Text passage >>
━━━━━━━━━━
1. Stay Puft Marshmallows (Ghostbusters)
The Ghostbusters’ universe equivalent of 9/11
Man, kinda hard to imagine anyone going out and buying a bag of Stay-Puft after the events of Ghostbusters. Like, that was a supernatural disaster on the scale of 9/11, except if 9/11 were committed by a horrifying enormous science-defying food mascot. Like, you wouldn’t buy Al-Qaeda brand marshmallows after 9/11, right? Right.
And it wasn’t Stay-Puft’s fault at all! Just cuz Dan Aykroyd couldn’t manage to keep his mind blank for like 3 minutes, a marshmallow company will forever be associated with a Godzilla-level event happening in NYC.
2. Trask Industries (X-Men: Days of Future Past)
“If you think about it, the guy trying to protect everyone from the people who can control your mind and drop stadiums on the White House is the REAL enemy.”
Here’s the deal – the Sentinels were pretty well-made (it’s not like Bolivar Trask could have known he’d have to build them without using ANY metal, given Magneto was imprisoned at the time of their creation), and by the end of the film, it’s clear that they WERE necessary. Mutants are DANGEROUS AS HELL. Just because Mystique doesn’t shoot Bolivar Trask and/or Nixon in the face doesn’t disprove anything – Magneto just dropped a FUCKING STADIUM around the White House and took control of the Sentinels and oh yeah there’s Charles Xavier, the guy who can control anyone’s mind whenever he feels like it.
Trask Industries did good, quality work, and got ruined forever by those meddling mutants. Sure, in the future, they would have EVENTUALLY become evil, but it’s not really fair to punish a company BEFORE they do anything wrong.
3. Museums With Dinosaur Fossils (Jurassic World)
Astronaut Ice Cream sales have been plummeting for years – and now THIS?
Regular zoos probably fell out of favor BIGTIME when a functioning Dinosaur Zoo opened, but I’m not gonna say zoos are undeserving of failure – they’re animal prisons and are weird and sad to begin with, so fuck ’em. But museums that banked on big dinosaur fossils as their key attraction? That’s years of investment and careful archaeology work, all wasted.
After REAL LIVING DINOSAURS are around, who’s gonna give a shit about going to a place to see some bones? No one, that’s who. Museums probably got hit real hard in the world of Jurassic World, and all the astronaut ice cream sales in the world won’t make up the money they lost.
4. Play Pals Toy Company (Child’s Play)
“We’re calling the toys ‘Good Guys’? That feels like it might ironically blow up in our faces. Instead, let’s call them ‘Nice Dolls That Will Never Murder Anyone.'”
Jeez, ONE serial killer transfers his soul into A SINGLE ONE OF YOUR TOYS and suddenly your toys are forever associated with evil murder dolls.To be fair, the business troubles experienced by Play Pals becomes a plot point in the sequels, but it stands to reason that (even if they made some bad decisions AFTER the fact), no one should really be stuck in the PR position of explaining why your doll murdered a whole buncha people.
5. Any of the teams in Angels in the Outfield
Sorry about this to the 5,000 orphans who really liked the Yankees, but God doesn’t give a shit about you.
━━━━━━━━━━
Raw data >>

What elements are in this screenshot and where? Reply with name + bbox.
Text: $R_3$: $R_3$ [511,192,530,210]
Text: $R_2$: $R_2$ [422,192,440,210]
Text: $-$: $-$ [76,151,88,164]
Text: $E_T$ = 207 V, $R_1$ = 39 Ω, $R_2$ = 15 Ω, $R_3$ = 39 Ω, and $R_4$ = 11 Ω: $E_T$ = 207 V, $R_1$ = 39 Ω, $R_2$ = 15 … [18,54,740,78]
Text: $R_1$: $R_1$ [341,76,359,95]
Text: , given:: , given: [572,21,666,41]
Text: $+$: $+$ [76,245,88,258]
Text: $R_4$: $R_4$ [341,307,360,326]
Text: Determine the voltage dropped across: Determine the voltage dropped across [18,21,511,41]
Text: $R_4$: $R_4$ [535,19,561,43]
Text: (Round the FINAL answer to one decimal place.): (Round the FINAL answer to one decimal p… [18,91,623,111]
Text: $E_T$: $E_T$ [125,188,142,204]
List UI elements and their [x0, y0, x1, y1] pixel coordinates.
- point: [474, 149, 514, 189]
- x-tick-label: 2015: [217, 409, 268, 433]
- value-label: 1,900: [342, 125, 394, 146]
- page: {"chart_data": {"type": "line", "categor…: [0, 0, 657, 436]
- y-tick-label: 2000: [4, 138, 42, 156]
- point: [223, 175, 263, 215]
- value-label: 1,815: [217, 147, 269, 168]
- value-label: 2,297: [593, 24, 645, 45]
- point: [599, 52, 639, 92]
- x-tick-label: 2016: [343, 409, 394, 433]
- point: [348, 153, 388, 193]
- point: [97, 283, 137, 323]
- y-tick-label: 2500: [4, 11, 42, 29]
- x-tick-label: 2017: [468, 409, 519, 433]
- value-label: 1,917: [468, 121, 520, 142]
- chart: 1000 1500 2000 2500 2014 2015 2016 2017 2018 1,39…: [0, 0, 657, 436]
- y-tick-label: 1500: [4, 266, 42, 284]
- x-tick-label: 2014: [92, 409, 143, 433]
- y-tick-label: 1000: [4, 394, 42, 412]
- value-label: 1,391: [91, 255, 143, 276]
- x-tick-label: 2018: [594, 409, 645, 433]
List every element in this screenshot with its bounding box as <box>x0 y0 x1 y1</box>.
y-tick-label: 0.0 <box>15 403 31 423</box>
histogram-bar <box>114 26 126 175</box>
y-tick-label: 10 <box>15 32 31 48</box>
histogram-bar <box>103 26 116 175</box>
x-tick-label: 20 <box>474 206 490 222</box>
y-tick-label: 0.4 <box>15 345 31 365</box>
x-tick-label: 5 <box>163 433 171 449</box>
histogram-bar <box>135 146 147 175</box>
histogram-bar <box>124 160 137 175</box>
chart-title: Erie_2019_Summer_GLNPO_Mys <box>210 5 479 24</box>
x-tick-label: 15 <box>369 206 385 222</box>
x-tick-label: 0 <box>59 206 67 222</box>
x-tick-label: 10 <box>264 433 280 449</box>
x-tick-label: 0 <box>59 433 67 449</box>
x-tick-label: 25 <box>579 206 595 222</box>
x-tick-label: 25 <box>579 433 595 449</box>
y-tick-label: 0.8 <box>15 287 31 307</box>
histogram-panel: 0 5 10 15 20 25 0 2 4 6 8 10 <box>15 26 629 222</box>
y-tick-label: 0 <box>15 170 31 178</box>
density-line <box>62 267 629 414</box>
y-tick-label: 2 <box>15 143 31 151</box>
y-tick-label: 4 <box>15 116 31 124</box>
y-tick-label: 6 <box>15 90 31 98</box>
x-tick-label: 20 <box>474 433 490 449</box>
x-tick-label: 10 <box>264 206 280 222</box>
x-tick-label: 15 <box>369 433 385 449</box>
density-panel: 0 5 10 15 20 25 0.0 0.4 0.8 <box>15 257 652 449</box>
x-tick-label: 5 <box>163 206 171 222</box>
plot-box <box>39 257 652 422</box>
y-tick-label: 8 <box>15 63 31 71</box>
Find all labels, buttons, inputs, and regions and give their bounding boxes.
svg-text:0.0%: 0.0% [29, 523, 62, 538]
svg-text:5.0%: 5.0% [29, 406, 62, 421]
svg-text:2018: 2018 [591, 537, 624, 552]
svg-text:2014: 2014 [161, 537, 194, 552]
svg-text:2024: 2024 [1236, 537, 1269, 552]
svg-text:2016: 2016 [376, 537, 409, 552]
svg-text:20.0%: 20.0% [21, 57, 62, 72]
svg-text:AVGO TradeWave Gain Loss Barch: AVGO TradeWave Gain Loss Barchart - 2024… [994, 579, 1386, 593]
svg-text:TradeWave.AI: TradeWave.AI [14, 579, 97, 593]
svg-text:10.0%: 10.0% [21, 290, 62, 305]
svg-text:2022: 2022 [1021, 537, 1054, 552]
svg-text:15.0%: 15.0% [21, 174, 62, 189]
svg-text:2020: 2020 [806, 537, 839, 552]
━━━━━━━━━━
To be done >>
1 – From the list of businesses hurt by movie events, copy the passage starting at "3. Museums With" and ending at "Company (Child’s Play)".
2 – In the list of businesses hurt by movie events, what does Magneto drop around the White House?
3 – Go on with the list of businesses hurt by movie events from the point where it stops.

Per-task outputs >>
1 –
3. Museums With Dinosaur Fossils (Jurassic World)
Astronaut Ice Cream sales have been plummeting for years – and now THIS?
Regular zoos probably fell out of favor BIGTIME when a functioning Dinosaur Zoo opened, but I’m not gonna say zoos are undeserving of failure – they’re animal prisons and are weird and sad to begin with, so fuck ’em. But museums that banked on big dinosaur fossils as their key attraction? That’s years of investment and careful archaeology work, all wasted.
After REAL LIVING DINOSAURS are around, who’s gonna give a shit about going to a place to see some bones? No one, that’s who. Museums probably got hit real hard in the world of Jurassic World, and all the astronaut ice cream sales in the world won’t make up the money they lost.
4. Play Pals Toy Company (Child’s Play)

2 – A stadium.

3 –
Maaaaaaaaaan every other team in the American League in Angels In the Outfield got a raw deal. They had to compete with a team that literally had the forces of GOD on their side, cheating for them the entire season, and fucking up 100+ games. And just cuz…ONE orphan liked the Angels a bunch? I bet there were a bunch of orphans who liked the Kansas City Royals. At LEAST 10 orphans loved the Chicago White Sox. But they all got their games fixed by the powers of Heaven, and probably cost them endorsement deals, contracts, and untold amounts of lost revenue.
Really not fair, unless all of THEIR orphans were praying to Satan or something.
6. Chuck Berry/Chess Records (Back to the Future)
Biff was the REAL hero of Back to the Future. Well, okay, maybe not, but still less of a dick than Marty.
Cool – now Chuck Berry is just a plagiarist, thanks to a squeaky-voiced time-travellin’ teen and Chuck Berry’s nosy cousin, and his influence on popular music is forever in question. No doubt everyone at the prom that night would remember the performance and accuse Chuck Berry of stealing one of his most popular early songs (which he would have written on his own REGARDLESS of Marty McFly‘s performance).
Also, depending on when George McFly wrote his manuscript for his eventual novel (which was inspired by events in 1955, but not published until 1985), he may have been able to sue George Lucas for copyright infringement for stealing the name “Darth Vader.”
Basically, Marty McFly ruined a bunch of stuff.
7. Wayne Industries (Batman Begins)
“Well, at least they didn’t develop a power source that could be used as a nuclear bomb! …yet.”
Wayne Industries would have been in a LOT of hot water by the end of Batman Begins – for some reason, they had developed an insane microwave device that just evaporated water in a pretty massive radius and – surprise surprise – it got stolen by evil ninja terrorists, who used it on Gotham to release Insanity Powder (or Fear Gas, whatever) basically everywhere.
However, that’s not super-fair to Wayne Industries – it’s not like they could have EXPECTED a vengeful cabal of ninja assassin terrorists would target this prototype weapon and use it in a legit stupid plan that ignored the fact that it should have evaportaed EVERY HUMAN BEING IT WENT NEAR SINCE HUMANS ARE LIKE 70% WATER AND IT SHOULD HAVE TURNED THE POPULATION OF GOTHAM INTO WEIRD PUDDLES OF GOO AND BONES. And Wayne Industries really didn’t need this kind of bad publicity (driving like 25% of the city insane, possibly turning 25% of the city into puddles) – they’re the biggest business in the city, providing the most (non-henchmen) jobs, AND providing public transit (for some reason).
But post-Batman Begins, Wayne Industries would have the rep of the ACME corporation from Looney Tunes, except if an ACME product had driven everyone in the state of Arizona insane instead of stopping a fast bird.